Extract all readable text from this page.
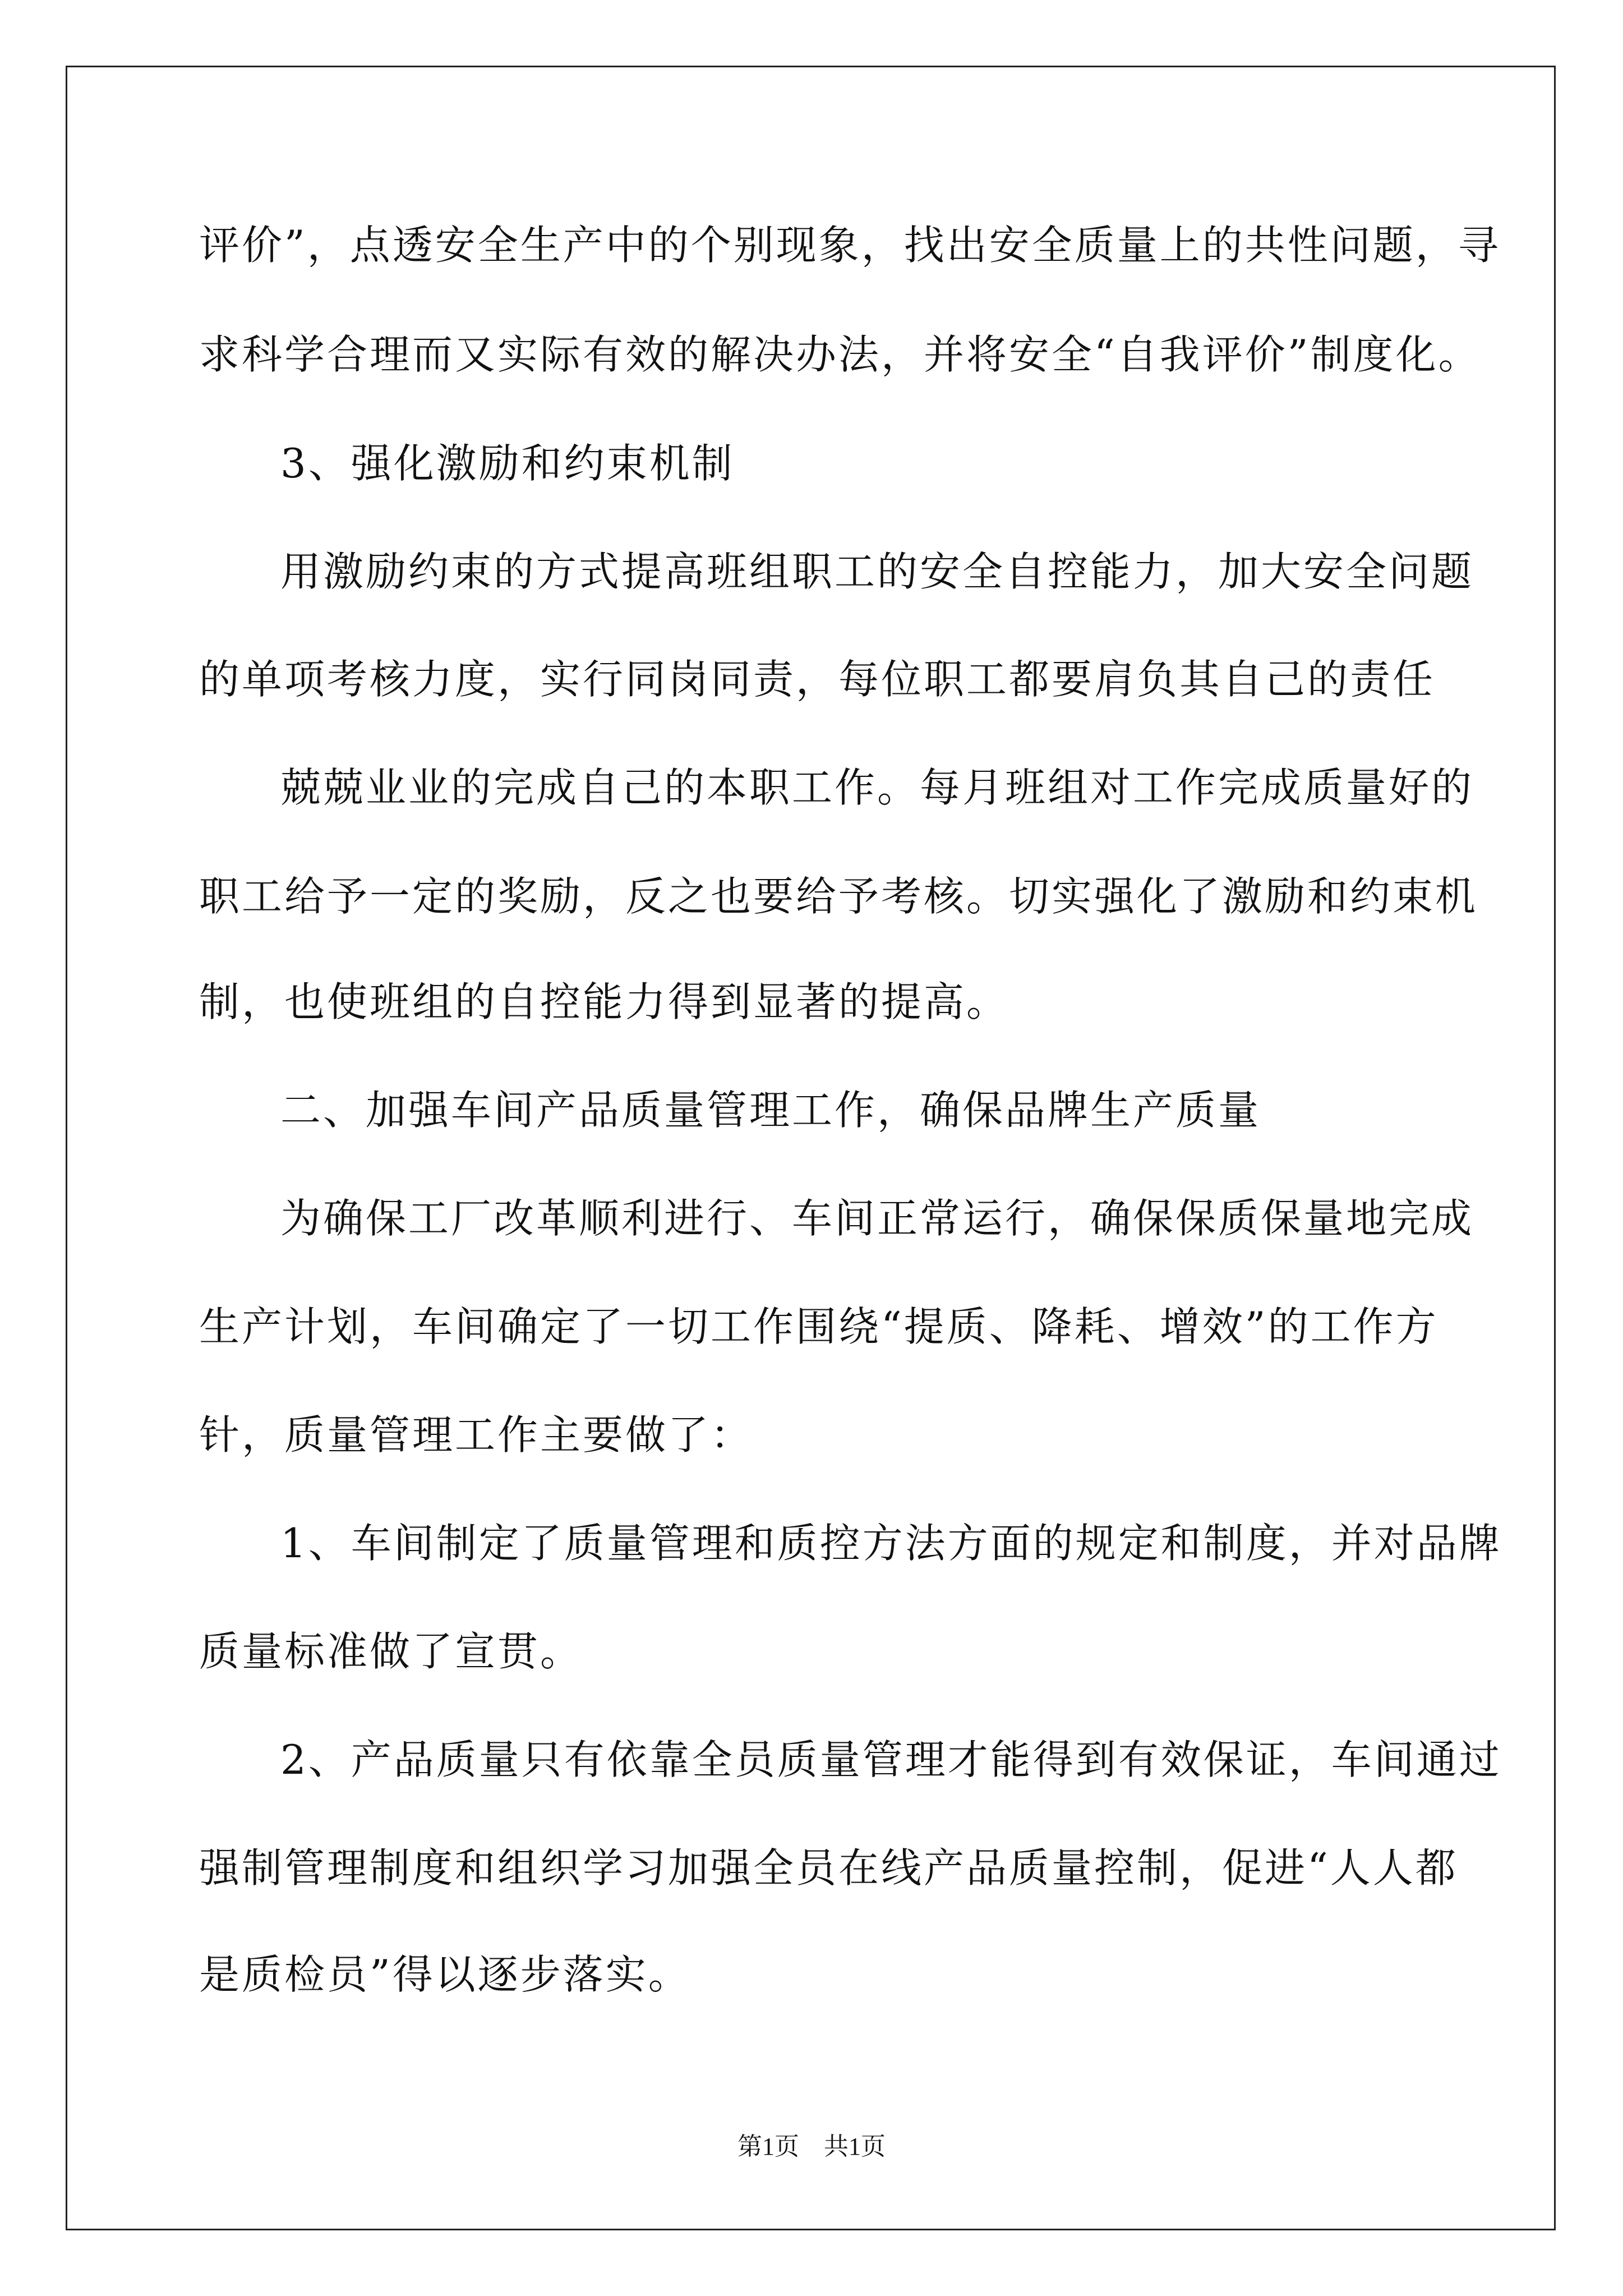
评价”，点透安全生产中的个别现象，找出安全质量上的共性问题，寻
求科学合理而又实际有效的解决办法，并将安全“自我评价”制度化。
3、强化激励和约束机制
用激励约束的方式提高班组职工的安全自控能力，加大安全问题
的单项考核力度，实行同岗同责，每位职工都要肩负其自己的责任
兢兢业业的完成自己的本职工作。每月班组对工作完成质量好的
职工给予一定的奖励，反之也要给予考核。切实强化了激励和约束机
制，也使班组的自控能力得到显著的提高。
二、加强车间产品质量管理工作，确保品牌生产质量
为确保工厂改革顺利进行、车间正常运行，确保保质保量地完成
生产计划，车间确定了一切工作围绕“提质、降耗、增效”的工作方
针，质量管理工作主要做了：
1、车间制定了质量管理和质控方法方面的规定和制度，并对品牌
质量标准做了宣贯。
2、产品质量只有依靠全员质量管理才能得到有效保证，车间通过
强制管理制度和组织学习加强全员在线产品质量控制，促进“人人都
是质检员”得以逐步落实。
第1页　共1页
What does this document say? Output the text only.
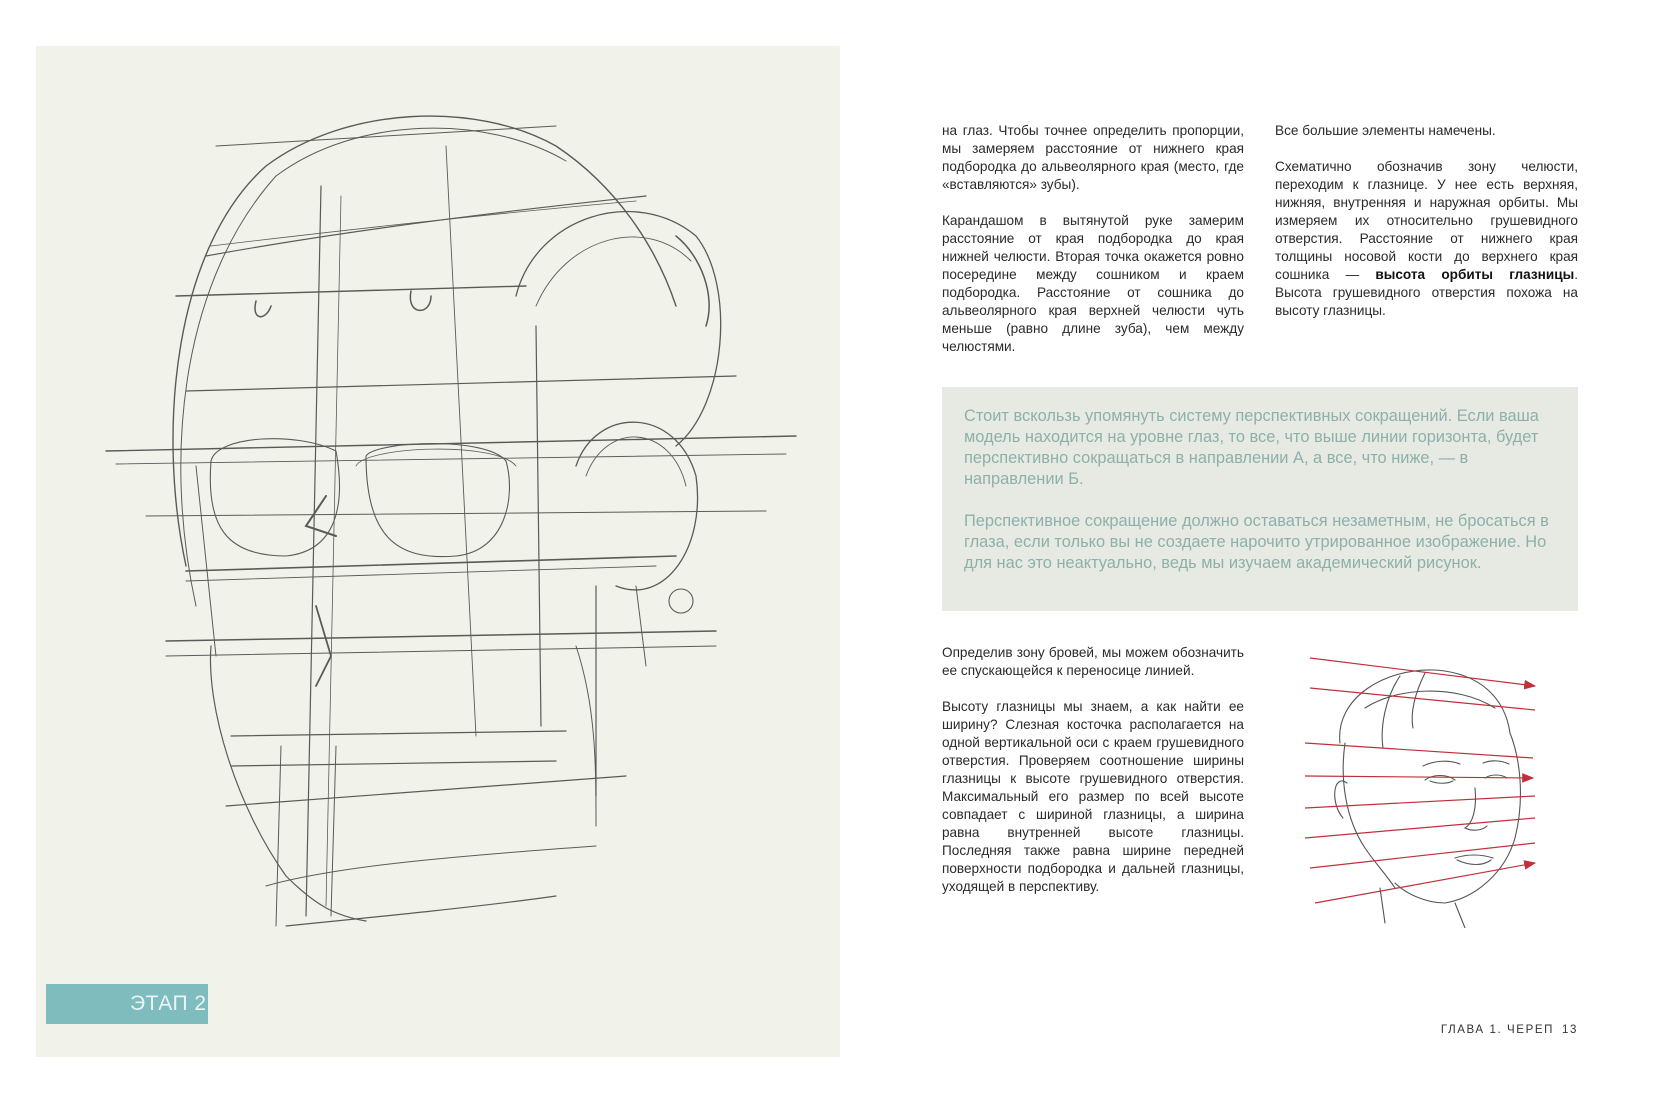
ЭТАП 2

на глаз. Чтобы точнее определить пропорции, мы замеряем расстояние от нижнего края подбородка до альвеолярного края (место, где «вставляются» зубы).

Карандашом в вытянутой руке замерим расстояние от края подбородка до края нижней челюсти. Вторая точка окажется ровно посередине между сошником и краем подбородка. Расстояние от сошника до альвеолярного края верхней челюсти чуть меньше (равно длине зуба), чем между челюстями.

Все большие элементы намечены.

Схематично обозначив зону челюсти, переходим к глазнице. У нее есть верхняя, нижняя, внутренняя и наружная орбиты. Мы измеряем их относительно грушевидного отверстия. Расстояние от нижнего края толщины носовой кости до верхнего края сошника — высота орбиты глазницы. Высота грушевидного отверстия похожа на высоту глазницы.

Стоит вскользь упомянуть систему перспективных сокращений. Если ваша модель находится на уровне глаз, то все, что выше линии горизонта, будет перспективно сокращаться в направлении А, а все, что ниже, — в направлении Б.

Перспективное сокращение должно оставаться незаметным, не бросаться в глаза, если только вы не создаете нарочито утрированное изображение. Но для нас это неактуально, ведь мы изучаем академический рисунок.

Определив зону бровей, мы можем обозначить ее спускающейся к переносице линией.

Высоту глазницы мы знаем, а как найти ее ширину? Слезная косточка располагается на одной вертикальной оси с краем грушевидного отверстия. Проверяем соотношение ширины глазницы к высоте грушевидного отверстия. Максимальный его размер по всей высоте совпадает с шириной глазницы, а ширина равна внутренней высоте глазницы. Последняя также равна ширине передней поверхности подбородка и дальней глазницы, уходящей в перспективу.

ГЛАВА 1. ЧЕРЕП 13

++++++++

# [Directive]
Repeat every record above exactly, but leave out any pictures.

# [Response to this exercise]
Extract all readable text from this page.
评价”，点透安全生产中的个别现象，找出安全质量上的共性问题，寻
求科学合理而又实际有效的解决办法，并将安全“自我评价”制度化。
3、强化激励和约束机制
用激励约束的方式提高班组职工的安全自控能力，加大安全问题
的单项考核力度，实行同岗同责，每位职工都要肩负其自己的责任
兢兢业业的完成自己的本职工作。每月班组对工作完成质量好的
职工给予一定的奖励，反之也要给予考核。切实强化了激励和约束机
制，也使班组的自控能力得到显著的提高。
二、加强车间产品质量管理工作，确保品牌生产质量
为确保工厂改革顺利进行、车间正常运行，确保保质保量地完成
生产计划，车间确定了一切工作围绕“提质、降耗、增效”的工作方
针，质量管理工作主要做了：
1、车间制定了质量管理和质控方法方面的规定和制度，并对品牌
质量标准做了宣贯。
2、产品质量只有依靠全员质量管理才能得到有效保证，车间通过
强制管理制度和组织学习加强全员在线产品质量控制，促进“人人都
是质检员”得以逐步落实。
第1页　共1页
What does this document say? Output the text only.
ЭТАП 2

на глаз. Чтобы точнее определить пропорции, мы замеряем расстояние от нижнего края подбородка до альвеолярного края (место, где «вставляются» зубы).

Карандашом в вытянутой руке замерим расстояние от края подбородка до края нижней челюсти. Вторая точка окажется ровно посередине между сошником и краем подбородка. Расстояние от сошника до альвеолярного края верхней челюсти чуть меньше (равно длине зуба), чем между челюстями.

Все большие элементы намечены.

Схематично обозначив зону челюсти, переходим к глазнице. У нее есть верхняя, нижняя, внутренняя и наружная орбиты. Мы измеряем их относительно грушевидного отверстия. Расстояние от нижнего края толщины носовой кости до верхнего края сошника — высота орбиты глазницы. Высота грушевидного отверстия похожа на высоту глазницы.

Стоит вскользь упомянуть систему перспективных сокращений. Если ваша модель находится на уровне глаз, то все, что выше линии горизонта, будет перспективно сокращаться в направлении А, а все, что ниже, — в направлении Б.

Перспективное сокращение должно оставаться незаметным, не бросаться в глаза, если только вы не создаете нарочито утрированное изображение. Но для нас это неактуально, ведь мы изучаем академический рисунок.

Определив зону бровей, мы можем обозначить ее спускающейся к переносице линией.

Высоту глазницы мы знаем, а как найти ее ширину? Слезная косточка располагается на одной вертикальной оси с краем грушевидного отверстия. Проверяем соотношение ширины глазницы к высоте грушевидного отверстия. Максимальный его размер по всей высоте совпадает с шириной глазницы, а ширина равна внутренней высоте глазницы. Последняя также равна ширине передней поверхности подбородка и дальней глазницы, уходящей в перспективу.

ГЛАВА 1. ЧЕРЕП 13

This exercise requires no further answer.